* Direction: Repeat all the records exactly, omitting pictures.

* Provided data:
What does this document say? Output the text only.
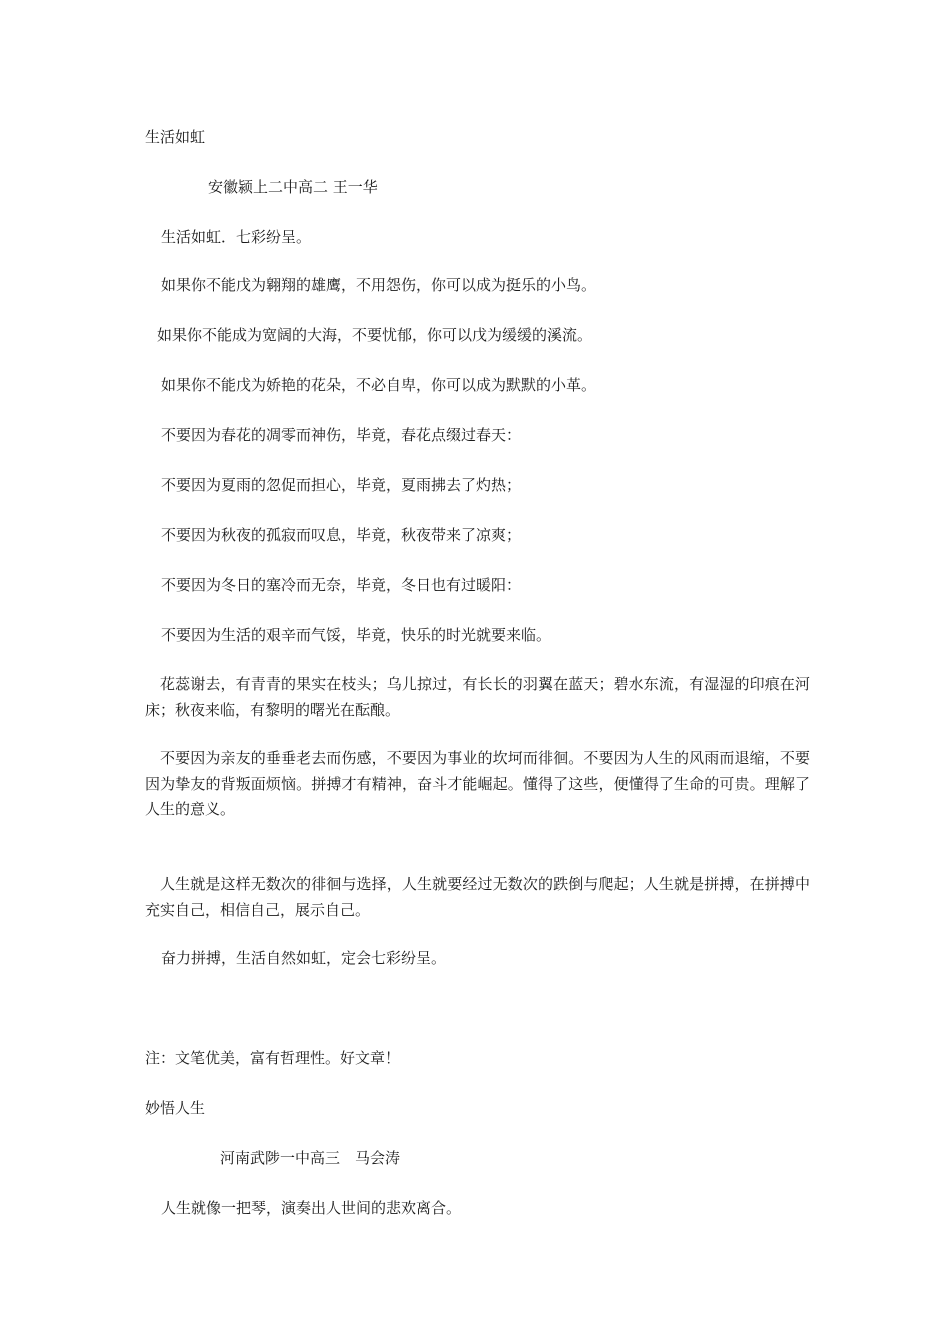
生活如虹
安徽颍上二中高二 王一华
生活如虹．七彩纷呈。
如果你不能戊为翱翔的雄鹰，不用怨伤，你可以成为挺乐的小鸟。
如果你不能成为宽阔的大海，不要忧郁，你可以戊为缓缓的溪流。
如果你不能戊为娇艳的花朵，不必自卑，你可以成为默默的小革。
不要因为春花的凋零而神伤，毕竟，春花点缀过春天：
不要因为夏雨的忽促而担心，毕竟，夏雨拂去了灼热；
不要因为秋夜的孤寂而叹息，毕竟，秋夜带来了凉爽；
不要因为冬日的塞冷而无奈，毕竟，冬日也有过暖阳：
不要因为生活的艰辛而气馁，毕竟，快乐的时光就要来临。
花蕊谢去，有青青的果实在枝头；乌儿掠过，有长长的羽翼在蓝天；碧水东流，有湿湿的印痕在河床；秋夜来临，有黎明的曙光在酝酿。
不要因为亲友的垂垂老去而伤感，不要因为事业的坎坷而徘徊。不要因为人生的风雨而退缩，不要因为挚友的背叛面烦恼。拼搏才有精神，奋斗才能崛起。懂得了这些，便懂得了生命的可贵。理解了人生的意义。
人生就是这样无数次的徘徊与选择，人生就要经过无数次的跌倒与爬起；人生就是拼搏，在拼搏中充实自己，相信自己，展示自己。
奋力拼搏，生活自然如虹，定会七彩纷呈。
注：文笔优美，富有哲理性。好文章！
妙悟人生
河南武陟一中高三　马会涛
人生就像一把琴，演奏出人世间的悲欢离合。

* The result:
What does this document say? Output the text only.
生活如虹
安徽颍上二中高二 王一华
生活如虹．七彩纷呈。
如果你不能戊为翱翔的雄鹰，不用怨伤，你可以成为挺乐的小鸟。
如果你不能成为宽阔的大海，不要忧郁，你可以戊为缓缓的溪流。
如果你不能戊为娇艳的花朵，不必自卑，你可以成为默默的小革。
不要因为春花的凋零而神伤，毕竟，春花点缀过春天：
不要因为夏雨的忽促而担心，毕竟，夏雨拂去了灼热；
不要因为秋夜的孤寂而叹息，毕竟，秋夜带来了凉爽；
不要因为冬日的塞冷而无奈，毕竟，冬日也有过暖阳：
不要因为生活的艰辛而气馁，毕竟，快乐的时光就要来临。
花蕊谢去，有青青的果实在枝头；乌儿掠过，有长长的羽翼在蓝天；碧水东流，有湿湿的印痕在河床；秋夜来临，有黎明的曙光在酝酿。
不要因为亲友的垂垂老去而伤感，不要因为事业的坎坷而徘徊。不要因为人生的风雨而退缩，不要因为挚友的背叛面烦恼。拼搏才有精神，奋斗才能崛起。懂得了这些，便懂得了生命的可贵。理解了人生的意义。
人生就是这样无数次的徘徊与选择，人生就要经过无数次的跌倒与爬起；人生就是拼搏，在拼搏中充实自己，相信自己，展示自己。
奋力拼搏，生活自然如虹，定会七彩纷呈。
注：文笔优美，富有哲理性。好文章！
妙悟人生
河南武陟一中高三　马会涛
人生就像一把琴，演奏出人世间的悲欢离合。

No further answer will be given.